**Exercise objective**
Every record below should be written out exactly; pictures stay out.

**Recorded information**
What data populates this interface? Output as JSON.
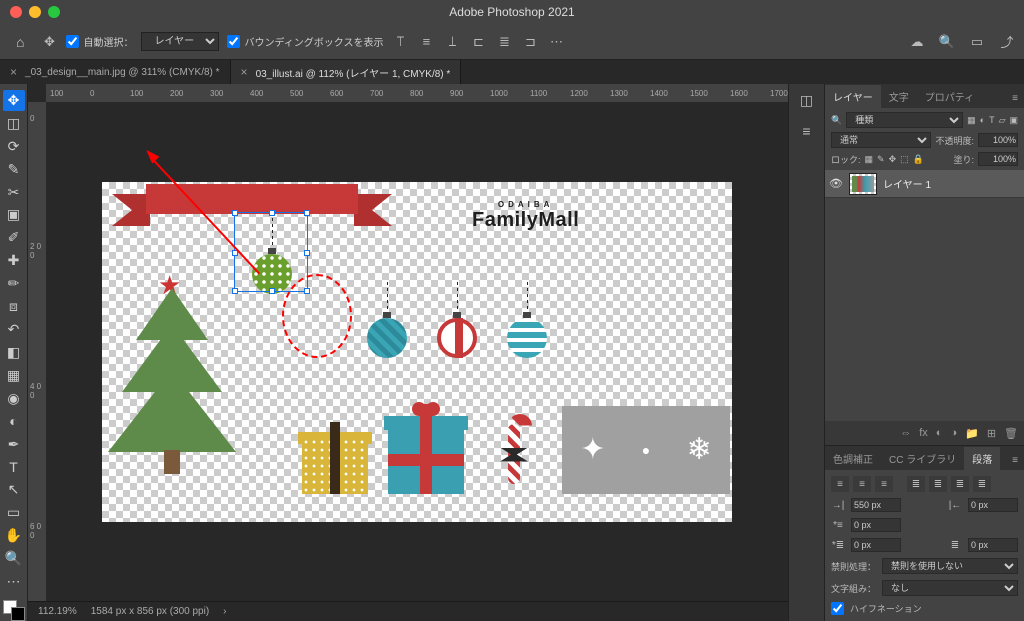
{
  "app_title": "Adobe Photoshop 2021",
  "options": {
    "auto_select_label": "自動選択：",
    "auto_select_value": "レイヤー",
    "bounding_label": "バウンディングボックスを表示"
  },
  "tabs": [
    {
      "label": "_03_design__main.jpg @ 311% (CMYK/8) *",
      "active": false
    },
    {
      "label": "03_illust.ai @ 112% (レイヤー 1, CMYK/8) *",
      "active": true
    }
  ],
  "ruler_h": [
    "100",
    "0",
    "100",
    "200",
    "300",
    "400",
    "500",
    "600",
    "700",
    "800",
    "900",
    "1000",
    "1100",
    "1200",
    "1300",
    "1400",
    "1500",
    "1600",
    "1700"
  ],
  "ruler_v": [
    "0",
    "2 0 0",
    "4 0 0",
    "6 0 0"
  ],
  "logo": {
    "small": "ODAIBA",
    "big": "FamilyMall"
  },
  "status": {
    "zoom": "112.19%",
    "dims": "1584 px x 856 px (300 ppi)"
  },
  "panels": {
    "layers_tabs": [
      "レイヤー",
      "文字",
      "プロパティ"
    ],
    "kind_label": "種類",
    "blend_mode": "通常",
    "opacity_label": "不透明度:",
    "opacity": "100%",
    "lock_label": "ロック:",
    "fill_label": "塗り:",
    "fill": "100%",
    "layer1": "レイヤー 1",
    "para_tabs": [
      "色調補正",
      "CC ライブラリ",
      "段落"
    ],
    "indent_left": "550 px",
    "indent_right": "0 px",
    "indent_first": "0 px",
    "space_before": "0 px",
    "space_after": "0 px",
    "kinsoku_label": "禁則処理：",
    "kinsoku_value": "禁則を使用しない",
    "mojikumi_label": "文字組み：",
    "mojikumi_value": "なし",
    "hyphen_label": "ハイフネーション"
  }
}
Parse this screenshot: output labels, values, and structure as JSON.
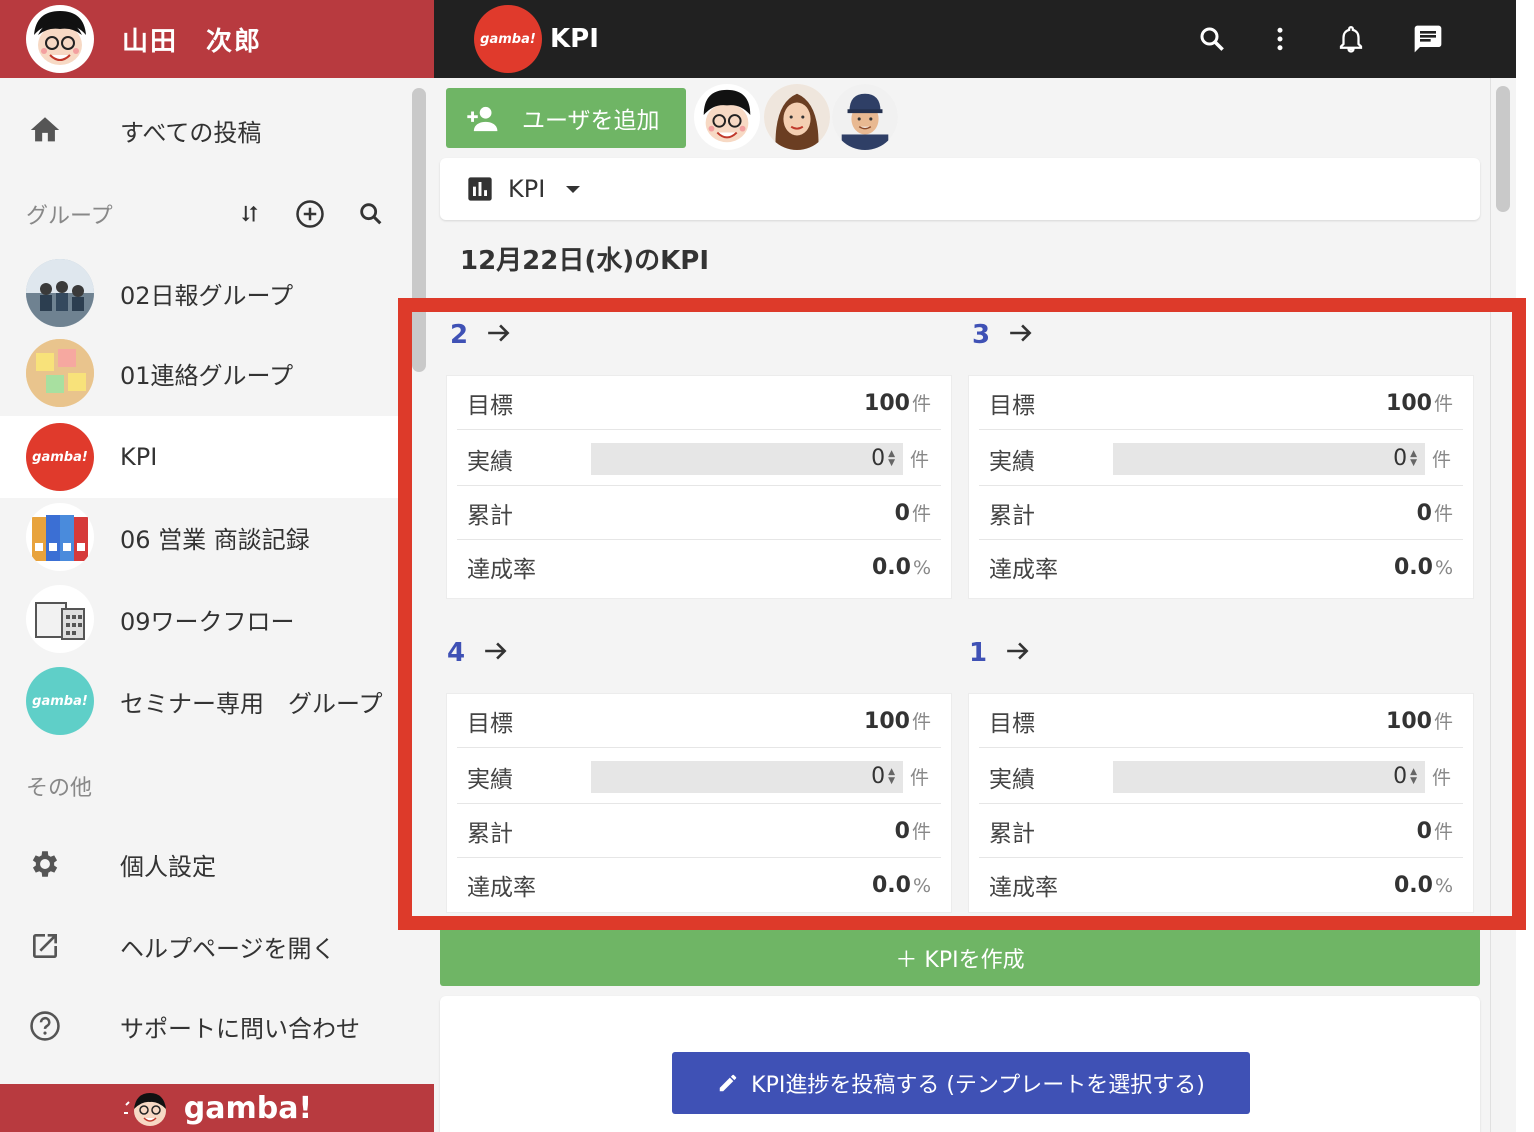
{
  "user": {
    "name": "山田　次郎"
  },
  "sidebar": {
    "all_posts": "すべての投稿",
    "groups_label": "グループ",
    "groups": [
      {
        "label": "02日報グループ"
      },
      {
        "label": "01連絡グループ"
      },
      {
        "label": "KPI",
        "active": true
      },
      {
        "label": "06 営業 商談記録"
      },
      {
        "label": "09ワークフロー"
      },
      {
        "label": "セミナー専用　グループ"
      }
    ],
    "others_label": "その他",
    "settings": "個人設定",
    "help": "ヘルプページを開く",
    "support": "サポートに問い合わせ",
    "brand": "gamba!"
  },
  "logo_text": "gamba!",
  "header": {
    "group_title": "KPI"
  },
  "toolbar": {
    "add_user_label": "ユーザを追加"
  },
  "kpi_select": {
    "selected": "KPI"
  },
  "kpi_section": {
    "date_heading": "12月22日(水)のKPI",
    "labels": {
      "target": "目標",
      "actual": "実績",
      "cumulative": "累計",
      "rate": "達成率"
    },
    "units": {
      "count": "件",
      "percent": "%"
    },
    "cards": [
      {
        "number": "2",
        "target": "100",
        "actual": "0",
        "cumulative": "0",
        "rate": "0.0"
      },
      {
        "number": "3",
        "target": "100",
        "actual": "0",
        "cumulative": "0",
        "rate": "0.0"
      },
      {
        "number": "4",
        "target": "100",
        "actual": "0",
        "cumulative": "0",
        "rate": "0.0"
      },
      {
        "number": "1",
        "target": "100",
        "actual": "0",
        "cumulative": "0",
        "rate": "0.0"
      }
    ]
  },
  "actions": {
    "create_kpi": "＋ KPIを作成",
    "post_kpi": "KPI進捗を投稿する (テンプレートを選択する)"
  },
  "colors": {
    "brand_red": "#b83a3f",
    "logo_red": "#e03a2c",
    "green": "#6fb565",
    "indigo": "#3f51b5",
    "highlight": "#dd3a2a"
  }
}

**Worked answer**
What data populates this interface? Output as JSON.
{
  "app_title": "Adobe Photoshop 2021",
  "options": {
    "auto_select_label": "自動選択：",
    "auto_select_value": "レイヤー",
    "bounding_label": "バウンディングボックスを表示"
  },
  "tabs": [
    {
      "label": "_03_design__main.jpg @ 311% (CMYK/8) *",
      "active": false
    },
    {
      "label": "03_illust.ai @ 112% (レイヤー 1, CMYK/8) *",
      "active": true
    }
  ],
  "ruler_h": [
    "100",
    "0",
    "100",
    "200",
    "300",
    "400",
    "500",
    "600",
    "700",
    "800",
    "900",
    "1000",
    "1100",
    "1200",
    "1300",
    "1400",
    "1500",
    "1600",
    "1700"
  ],
  "ruler_v": [
    "0",
    "2 0 0",
    "4 0 0",
    "6 0 0"
  ],
  "logo": {
    "small": "ODAIBA",
    "big": "FamilyMall"
  },
  "status": {
    "zoom": "112.19%",
    "dims": "1584 px x 856 px (300 ppi)"
  },
  "panels": {
    "layers_tabs": [
      "レイヤー",
      "文字",
      "プロパティ"
    ],
    "kind_label": "種類",
    "blend_mode": "通常",
    "opacity_label": "不透明度:",
    "opacity": "100%",
    "lock_label": "ロック:",
    "fill_label": "塗り:",
    "fill": "100%",
    "layer1": "レイヤー 1",
    "para_tabs": [
      "色調補正",
      "CC ライブラリ",
      "段落"
    ],
    "indent_left": "550 px",
    "indent_right": "0 px",
    "indent_first": "0 px",
    "space_before": "0 px",
    "space_after": "0 px",
    "kinsoku_label": "禁則処理：",
    "kinsoku_value": "禁則を使用しない",
    "mojikumi_label": "文字組み：",
    "mojikumi_value": "なし",
    "hyphen_label": "ハイフネーション"
  }
}
Parse this screenshot: output labels, values, and structure as JSON.
{
  "user": {
    "name": "山田　次郎"
  },
  "sidebar": {
    "all_posts": "すべての投稿",
    "groups_label": "グループ",
    "groups": [
      {
        "label": "02日報グループ"
      },
      {
        "label": "01連絡グループ"
      },
      {
        "label": "KPI",
        "active": true
      },
      {
        "label": "06 営業 商談記録"
      },
      {
        "label": "09ワークフロー"
      },
      {
        "label": "セミナー専用　グループ"
      }
    ],
    "others_label": "その他",
    "settings": "個人設定",
    "help": "ヘルプページを開く",
    "support": "サポートに問い合わせ",
    "brand": "gamba!"
  },
  "logo_text": "gamba!",
  "header": {
    "group_title": "KPI"
  },
  "toolbar": {
    "add_user_label": "ユーザを追加"
  },
  "kpi_select": {
    "selected": "KPI"
  },
  "kpi_section": {
    "date_heading": "12月22日(水)のKPI",
    "labels": {
      "target": "目標",
      "actual": "実績",
      "cumulative": "累計",
      "rate": "達成率"
    },
    "units": {
      "count": "件",
      "percent": "%"
    },
    "cards": [
      {
        "number": "2",
        "target": "100",
        "actual": "0",
        "cumulative": "0",
        "rate": "0.0"
      },
      {
        "number": "3",
        "target": "100",
        "actual": "0",
        "cumulative": "0",
        "rate": "0.0"
      },
      {
        "number": "4",
        "target": "100",
        "actual": "0",
        "cumulative": "0",
        "rate": "0.0"
      },
      {
        "number": "1",
        "target": "100",
        "actual": "0",
        "cumulative": "0",
        "rate": "0.0"
      }
    ]
  },
  "actions": {
    "create_kpi": "＋ KPIを作成",
    "post_kpi": "KPI進捗を投稿する (テンプレートを選択する)"
  },
  "colors": {
    "brand_red": "#b83a3f",
    "logo_red": "#e03a2c",
    "green": "#6fb565",
    "indigo": "#3f51b5",
    "highlight": "#dd3a2a"
  }
}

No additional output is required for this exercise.